[Extracted records]

◆ ◆ ◆ ◆

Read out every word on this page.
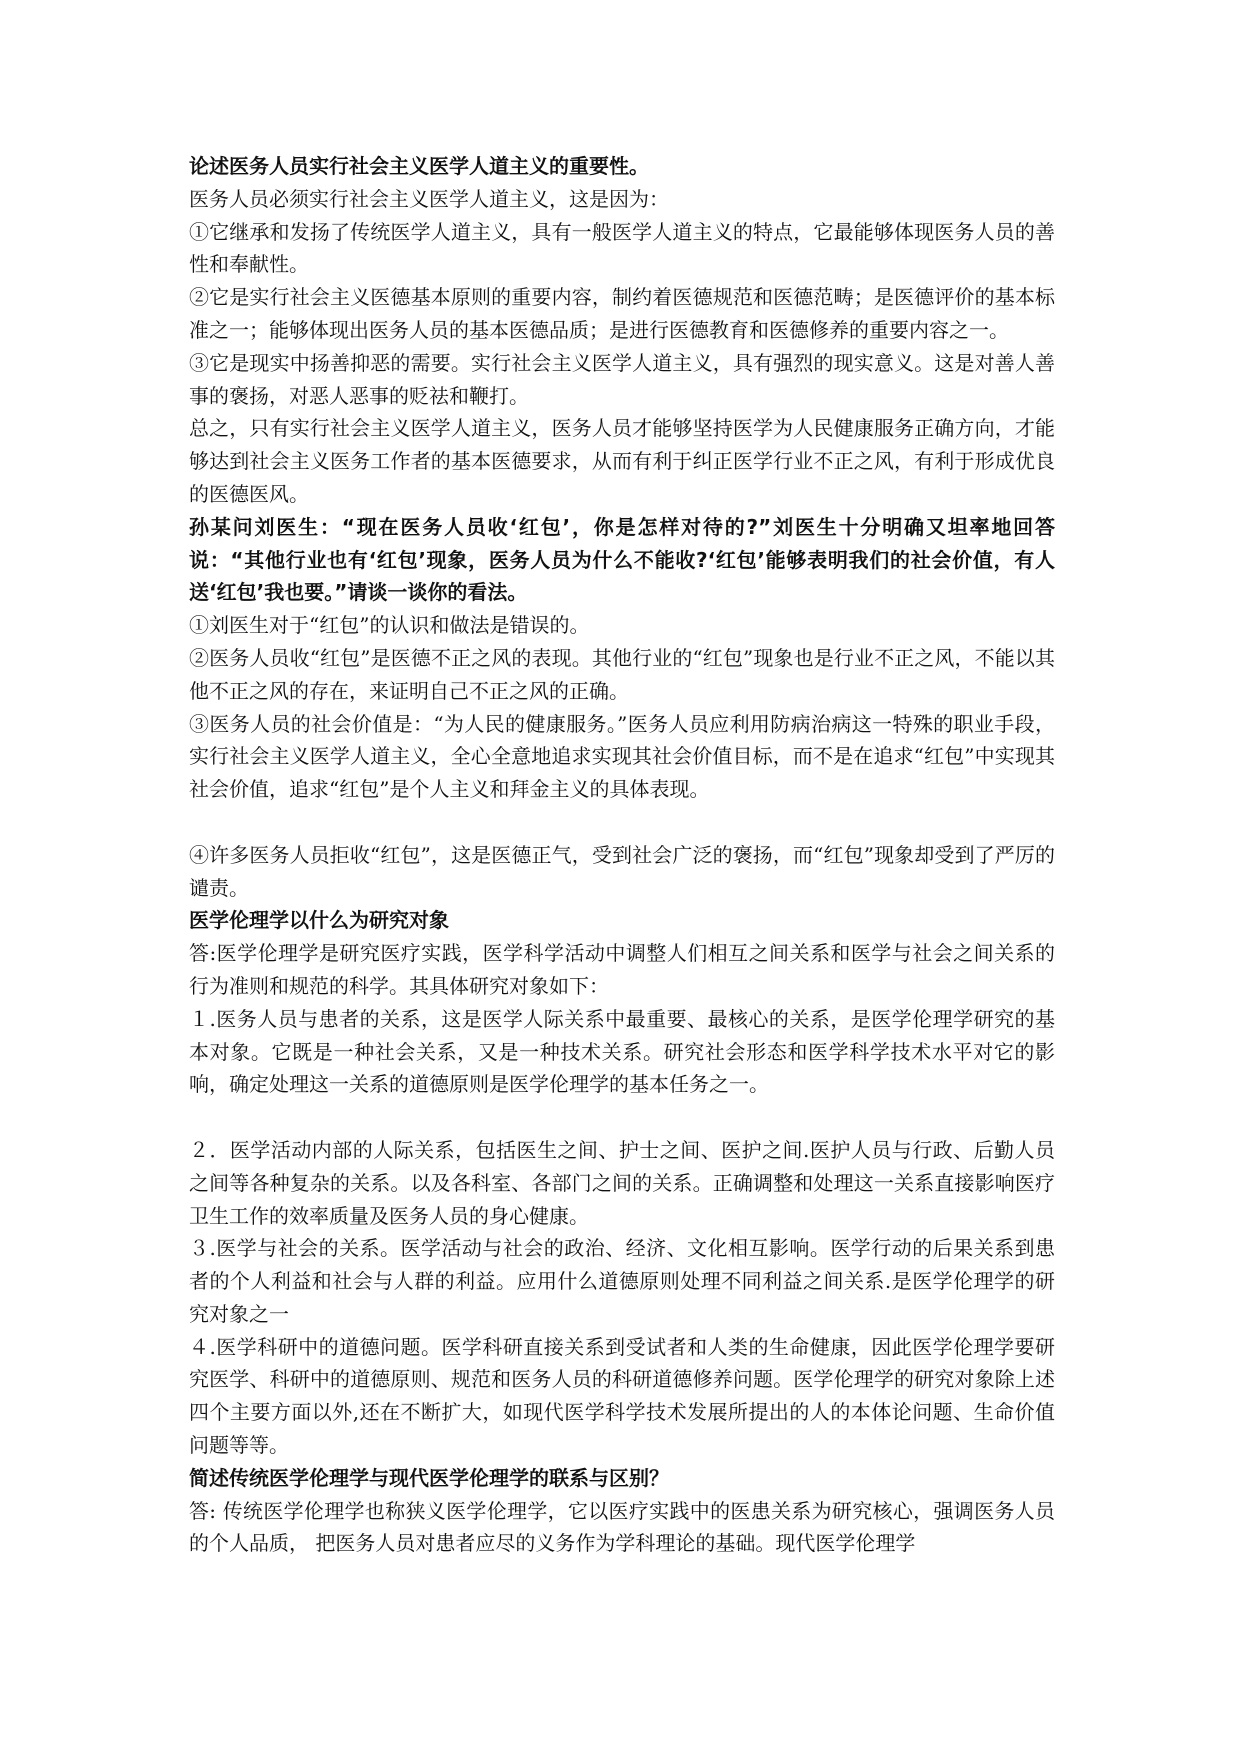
论述医务人员实行社会主义医学人道主义的重要性。

医务人员必须实行社会主义医学人道主义，这是因为：

①它继承和发扬了传统医学人道主义，具有一般医学人道主义的特点，它最能够体现医务人员的善性和奉献性。

②它是实行社会主义医德基本原则的重要内容，制约着医德规范和医德范畴；是医德评价的基本标准之一；能够体现出医务人员的基本医德品质；是进行医德教育和医德修养的重要内容之一。

③它是现实中扬善抑恶的需要。实行社会主义医学人道主义，具有强烈的现实意义。这是对善人善事的褒扬，对恶人恶事的贬祛和鞭打。

总之，只有实行社会主义医学人道主义，医务人员才能够坚持医学为人民健康服务正确方向，才能够达到社会主义医务工作者的基本医德要求，从而有利于纠正医学行业不正之风，有利于形成优良的医德医风。

孙某问刘医生：“现在医务人员收‘红包’，你是怎样对待的?”刘医生十分明确又坦率地回答说：“其他行业也有‘红包’现象，医务人员为什么不能收?‘红包’能够表明我们的社会价值，有人送‘红包’我也要。”请谈一谈你的看法。

①刘医生对于“红包”的认识和做法是错误的。

②医务人员收“红包”是医德不正之风的表现。其他行业的“红包”现象也是行业不正之风，不能以其他不正之风的存在，来证明自己不正之风的正确。

③医务人员的社会价值是：“为人民的健康服务。”医务人员应利用防病治病这一特殊的职业手段，实行社会主义医学人道主义，全心全意地追求实现其社会价值目标，而不是在追求“红包”中实现其社会价值，追求“红包”是个人主义和拜金主义的具体表现。

④许多医务人员拒收“红包”，这是医德正气，受到社会广泛的褒扬，而“红包”现象却受到了严厉的谴责。

医学伦理学以什么为研究对象

答:医学伦理学是研究医疗实践，医学科学活动中调整人们相互之间关系和医学与社会之间关系的行为准则和规范的科学。其具体研究对象如下：

１.医务人员与患者的关系，这是医学人际关系中最重要、最核心的关系，是医学伦理学研究的基本对象。它既是一种社会关系，又是一种技术关系。研究社会形态和医学科学技术水平对它的影响，确定处理这一关系的道德原则是医学伦理学的基本任务之一。

２．医学活动内部的人际关系，包括医生之间、护士之间、医护之间.医护人员与行政、后勤人员之间等各种复杂的关系。以及各科室、各部门之间的关系。正确调整和处理这一关系直接影响医疗卫生工作的效率质量及医务人员的身心健康。

３.医学与社会的关系。医学活动与社会的政治、经济、文化相互影响。医学行动的后果关系到患者的个人利益和社会与人群的利益。应用什么道德原则处理不同利益之间关系.是医学伦理学的研究对象之一

４.医学科研中的道德问题。医学科研直接关系到受试者和人类的生命健康，因此医学伦理学要研究医学、科研中的道德原则、规范和医务人员的科研道德修养问题。医学伦理学的研究对象除上述四个主要方面以外,还在不断扩大，如现代医学科学技术发展所提出的人的本体论问题、生命价值问题等等。

简述传统医学伦理学与现代医学伦理学的联系与区别？

答: 传统医学伦理学也称狭义医学伦理学，它以医疗实践中的医患关系为研究核心，强调医务人员的个人品质， 把医务人员对患者应尽的义务作为学科理论的基础。现代医学伦理学
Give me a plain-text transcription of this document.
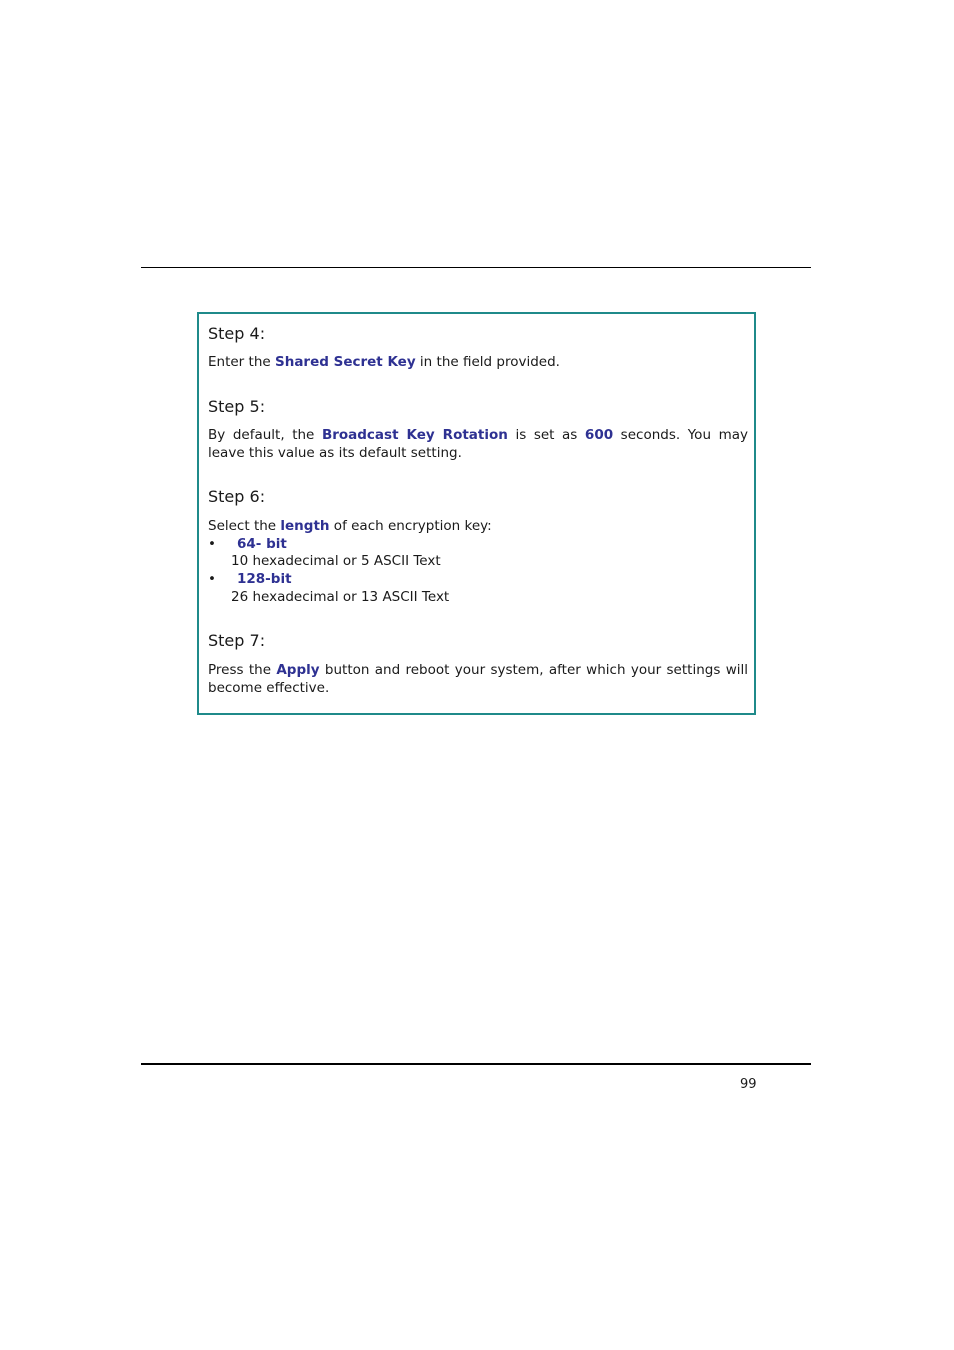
Step 4:

Enter the Shared Secret Key in the field provided.

Step 5:

By default, the Broadcast Key Rotation is set as 600 seconds. You may leave this value as its default setting.

Step 6:

Select the length of each encryption key:

• 64- bit
10 hexadecimal or 5 ASCII Text
• 128-bit
26 hexadecimal or 13 ASCII Text
Step 7:

Press the Apply button and reboot your system, after which your settings will become effective.

99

◆ ◆ ◆ ◆

- Exercise aim
Transcribe all the records above word for word, without their images.

- The answer
Read out every word on this page.
论述医务人员实行社会主义医学人道主义的重要性。

医务人员必须实行社会主义医学人道主义，这是因为：

①它继承和发扬了传统医学人道主义，具有一般医学人道主义的特点，它最能够体现医务人员的善性和奉献性。

②它是实行社会主义医德基本原则的重要内容，制约着医德规范和医德范畴；是医德评价的基本标准之一；能够体现出医务人员的基本医德品质；是进行医德教育和医德修养的重要内容之一。

③它是现实中扬善抑恶的需要。实行社会主义医学人道主义，具有强烈的现实意义。这是对善人善事的褒扬，对恶人恶事的贬祛和鞭打。

总之，只有实行社会主义医学人道主义，医务人员才能够坚持医学为人民健康服务正确方向，才能够达到社会主义医务工作者的基本医德要求，从而有利于纠正医学行业不正之风，有利于形成优良的医德医风。

孙某问刘医生：“现在医务人员收‘红包’，你是怎样对待的?”刘医生十分明确又坦率地回答说：“其他行业也有‘红包’现象，医务人员为什么不能收?‘红包’能够表明我们的社会价值，有人送‘红包’我也要。”请谈一谈你的看法。

①刘医生对于“红包”的认识和做法是错误的。

②医务人员收“红包”是医德不正之风的表现。其他行业的“红包”现象也是行业不正之风，不能以其他不正之风的存在，来证明自己不正之风的正确。

③医务人员的社会价值是：“为人民的健康服务。”医务人员应利用防病治病这一特殊的职业手段，实行社会主义医学人道主义，全心全意地追求实现其社会价值目标，而不是在追求“红包”中实现其社会价值，追求“红包”是个人主义和拜金主义的具体表现。

④许多医务人员拒收“红包”，这是医德正气，受到社会广泛的褒扬，而“红包”现象却受到了严厉的谴责。

医学伦理学以什么为研究对象

答:医学伦理学是研究医疗实践，医学科学活动中调整人们相互之间关系和医学与社会之间关系的行为准则和规范的科学。其具体研究对象如下：

１.医务人员与患者的关系，这是医学人际关系中最重要、最核心的关系，是医学伦理学研究的基本对象。它既是一种社会关系，又是一种技术关系。研究社会形态和医学科学技术水平对它的影响，确定处理这一关系的道德原则是医学伦理学的基本任务之一。

２．医学活动内部的人际关系，包括医生之间、护士之间、医护之间.医护人员与行政、后勤人员之间等各种复杂的关系。以及各科室、各部门之间的关系。正确调整和处理这一关系直接影响医疗卫生工作的效率质量及医务人员的身心健康。

３.医学与社会的关系。医学活动与社会的政治、经济、文化相互影响。医学行动的后果关系到患者的个人利益和社会与人群的利益。应用什么道德原则处理不同利益之间关系.是医学伦理学的研究对象之一

４.医学科研中的道德问题。医学科研直接关系到受试者和人类的生命健康，因此医学伦理学要研究医学、科研中的道德原则、规范和医务人员的科研道德修养问题。医学伦理学的研究对象除上述四个主要方面以外,还在不断扩大，如现代医学科学技术发展所提出的人的本体论问题、生命价值问题等等。

简述传统医学伦理学与现代医学伦理学的联系与区别？

答: 传统医学伦理学也称狭义医学伦理学，它以医疗实践中的医患关系为研究核心，强调医务人员的个人品质， 把医务人员对患者应尽的义务作为学科理论的基础。现代医学伦理学
Give me a plain-text transcription of this document.
Step 4:

Enter the Shared Secret Key in the field provided.

Step 5:

By default, the Broadcast Key Rotation is set as 600 seconds. You may leave this value as its default setting.

Step 6:

Select the length of each encryption key:

• 64- bit
10 hexadecimal or 5 ASCII Text
• 128-bit
26 hexadecimal or 13 ASCII Text
Step 7:

Press the Apply button and reboot your system, after which your settings will become effective.

99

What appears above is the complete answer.